▸ ARBEITSAUFTRÄGE
A) Gib den Absatz der Buchbesprechung, der mit „In dem einleitenden Kapitel“ beginnt, kürzer als Liste wieder. Alle wesentlichen Fakten sollen erhalten bleiben.
B) Prüfe anhand der Buchbesprechung, ob die folgenden Aussagen zutreffen. Beantworte jede mit Ja oder Nein und zitiere die entscheidenden Worte wörtlich. (i) Das Buch ist im Mitteldeutschen Verlag erschienen. (ii) Das einleitende Kapitel umfasst zehn Seiten. (iii) Die Weinberge ließen sich meist maschinell bewirtschaften.
C) Wer hat den Bildband laut der Buchbesprechung verfasst?

Über Neuntöter und Wildtulpen in den Weinbergen an Saale und Unstrut

20. August 2018 | Natur & Gesundheit, Rezensionen | Keine Kommentare

Kürzlich erschien im Mitteldeutschen Verlag in einem handlichen Format der ansprechende, reich illustrierte Bildband „Neuntöter und Wilde Tulpen – Weinbergsfauna und –flora an Saale und Unstrut“ verfasst von Klaus Epperlein. Das Buch beschreibt kenntnisreich die bemerkenswerte Tier- und Pflanzenwelt des nördlichsten Weinanbaugebietes Deutschlands.
In dem einleitenden Kapitel „Die Kultur von Reben und Wein in der Region Saale-Unstrut“ wird auf 6 Seiten die Geschichte des Weinbaus und der Lebensraum Weinberg für Pflanzen und Tiere kurz beschrieben. Rebflächen sind vom Menschen geschaffene und erhaltene Agrarflächen, auf denen mediterran-nahe Klimaverhältnisse auf Terrassen an Steilhängen, felsigen Böden und Trockenmauern entstanden. Diese Landschaftsstrukturen wuchsen über Jahrhunderte und konnten zumeist nur in aufwändiger Handarbeit bewirtschaftet werden. Es entstanden Habitate für sonne- und wärmeliebende Organismen, die in Deutschland sonst eher selten anzutreffen sind.

▸ AUSZUG DATENSATZ
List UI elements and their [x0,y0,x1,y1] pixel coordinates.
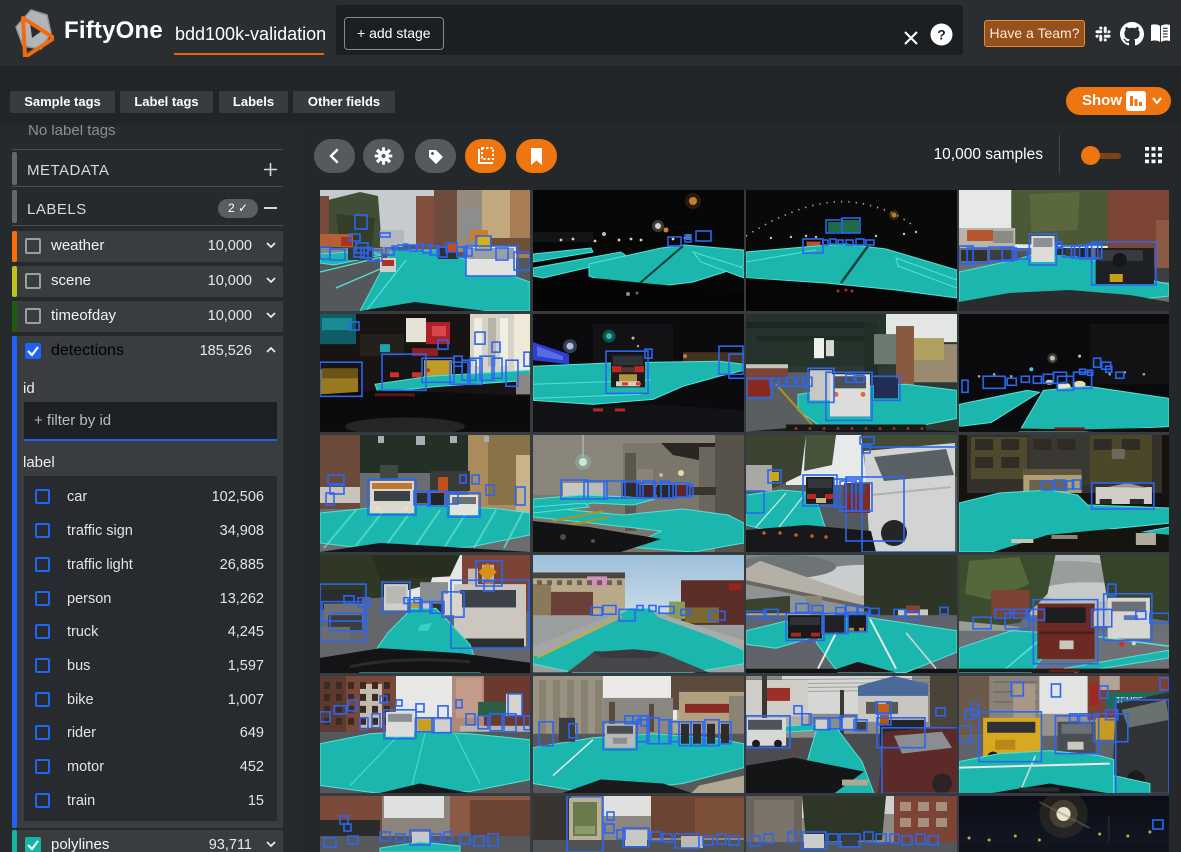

▸ DIE ANTWORTEN
A)
- Das einleitende Kapitel „Die Kultur von Reben und Wein in der Region Saale-Unstrut“ beschreibt auf 6 Seiten kurz die Geschichte des Weinbaus und den Weinberg als Lebensraum für Pflanzen und Tiere.
- Rebflächen sind vom Menschen geschaffene und erhaltene Agrarflächen mit mediterran-nahem Klima auf Terrassen an Steilhängen, felsigen Böden und Trockenmauern.
- Diese Landschaftsstrukturen wuchsen über Jahrhunderte und ließen sich meist nur in aufwändiger Handarbeit bewirtschaften.
- So entstanden Habitate für sonne- und wärmeliebende Organismen, die in Deutschland sonst eher selten sind.

B)
(i) Ja: „Kürzlich erschien im Mitteldeutschen Verlag“
(ii) Nein: „auf 6 Seiten“
(iii) Nein: „konnten zumeist nur in aufwändiger Handarbeit bewirtschaftet werden“

C) Klaus Epperlein